● Goal
Continue the tutorial on rebuilding Alexa-style dialog management inside an Android app, starting right after its final sentence.

The configuration in our Spokestack class expects the files to be located in the cache directory (and named as listed above). If you change the files’ locations, you’ll need to update the file paths in Spokestack.java as well.

Other than that, though, you’re all set with NLU. Doing the actual utterance classification happens each time an ASR transcript is available, via the following code in Spokestack. Note that it’s an overridden method; Spokestack implements the Spokestack library’s OnSpeechEventListener interface to receive events from the SpeechPipeline.

@Override
public void onEvent(SpeechContext.Event event, SpeechContext context) throws Exception {
    switch (event) {
        // other events
        case RECOGNIZE:
            // the RECOGNIZE event signifies that a result is available from the selected ASR.
            String utterance = context.getTranscript();
            NLUResult result = this.nlu.classify(utterance).get();
            Response response = this.dialogManager.handleIntent(result);
            speak(response);
            break;
    }
}

Notice what comes after the NLU does its thing. That’s our next step: putting another small piece of Amazon’s backend right in the app.

Recreating Dialog Management

A dialog manager takes the intent and slots from the NLU along with the current context (or “state”) of the conversation and decides what sort of response the system should give. In the Alexa SDK, this means that the system consults, in order, a series of RequestHandlers that have been registered to a SkillStreamHandler.

In Java terms, this means you have a series of classes that all implement an interface for handling user intents, and a manager class somewhere that has an ordered list of these handlers. When a request comes in, the first handler capable of responding to the request is chosen. That’s all easy enough to replicate without the help of Lambda or the SDK, so let’s do it.

First, the handler interface. We’ll stick closely to the names from the Alexa SDK for sake of analogy even though our objects will be slightly different.

public interface RequestHandler {

    public boolean canHandle(HandlerInput handlerInput);
    public Response handle(HandlerInput handlerInput);
}

We’re not returning an Optional from handle like Amazon does just to maintain compatibility with a wider range of Android devices (it wasn’t introduced until API 24).

And now the manager itself. It’s not much to look at either.

● Data provided
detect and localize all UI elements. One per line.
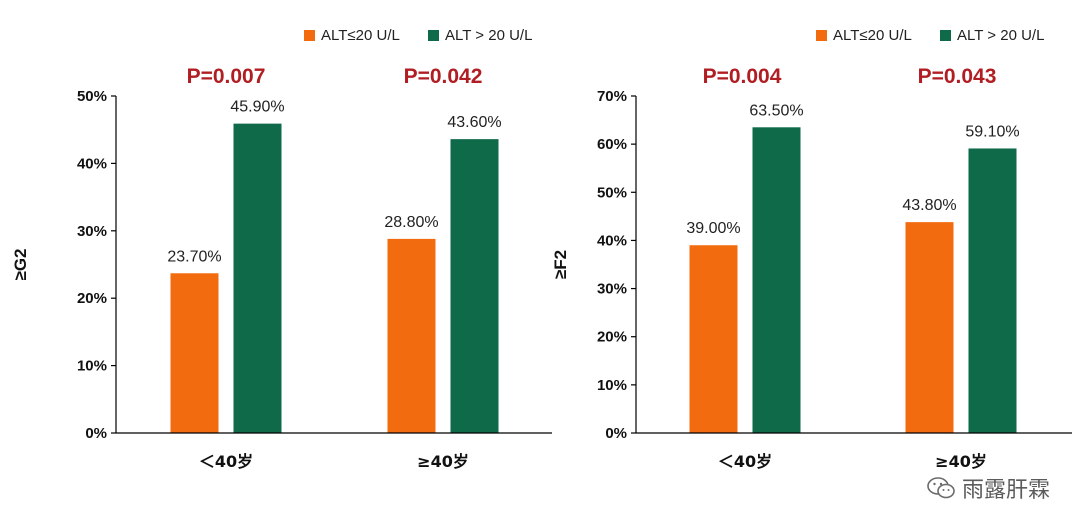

● Result of this task
public class DialogManager {

    private List<? extends RequestHandler> requestHandlers;
    private Session session;

    public DialogManager(List<? extends RequestHandler> handlers,
                         Cookbook cookbook) {
        super();
        this.session = new Session(cookbook);
        this.requestHandlers = new ArrayList<>(handlers);
    }

    public Response handleIntent(NLUResult nluResult) {
        HandlerInput handlerInput = new HandlerInput(nluResult, this.session);
        Response response = null;
        for (RequestHandler handler : this.requestHandlers) {
            if (handler.canHandle(handlerInput)) {
                response = handler.handle(handlerInput);
                break;
            }
        }
        updateSession(nluResult, response);
        return response;
    }
}

The main addition here is the Cookbook, which we use to look up Minecraft recipes. It’s related to the conversation state, so we’re putting it right in the Session, but if we had a more complex response generation system, it would probably belong there instead. In the Amazon SDK, the Session object is nested inside a RequestEnvelope, but we don’t have a need for most of the other things their SDK exposes via objects like RequestEnvelope and AttributesManager, so we’ve flattened out the API.

That’s it for the guts of the dialog management system. Setup is done, once again, in the Spokestack class:

private void buildDialogManager() {
    String cacheDir = this.appContext.getCacheDir().getAbsolutePath();

    List<? extends RequestHandler> handlers = Arrays.asList(
          new LaunchHandler(),
          new RecipeHandler(cacheDir),
          new HelpHandler(),
          new RepeatHandler(),
          new ExitHandler(),
          new ErrorHandler()
    );
    this.dialogManager = new DialogManager(handlers);
}

You can tell what most of those handlers do from their names; their rather simple code is available in the demo project. Remember that this is a Minecraft skill whose main job is to look up “recipes” for different in-game items. Hence, most of the interesting work is done in RecipeHandler. A discussion of its business logic is outside the scope of this tutorial, but do take a look through the source code. It’s heavily commented to offer some tips for voice search, an important consideration for many apps.

We’ve now dealt with the input side of the equation, so all that’s left is to make the app talk back. It’s not an easy task, but Spokestack makes the implementation simple.

Speaking our mind

Before the app speaks, we have to figure out what it should say. This example skill has a simple call-and-response-style conversation, so there aren’t many different states the conversation can be in. An app designed to carry on a longer conversation will probably want a different structure, but we can get away with putting our prompts in a simple enum and selecting from it based on intent at runtime:

public enum Responses {

    WELCOME("Welcome to %s. You can ask a question like, what's the recipe for a %s? ... Now, what can I help you with?"),
    ERROR("Sorry, I can't understand the command. Please say it again."),

    // other responses...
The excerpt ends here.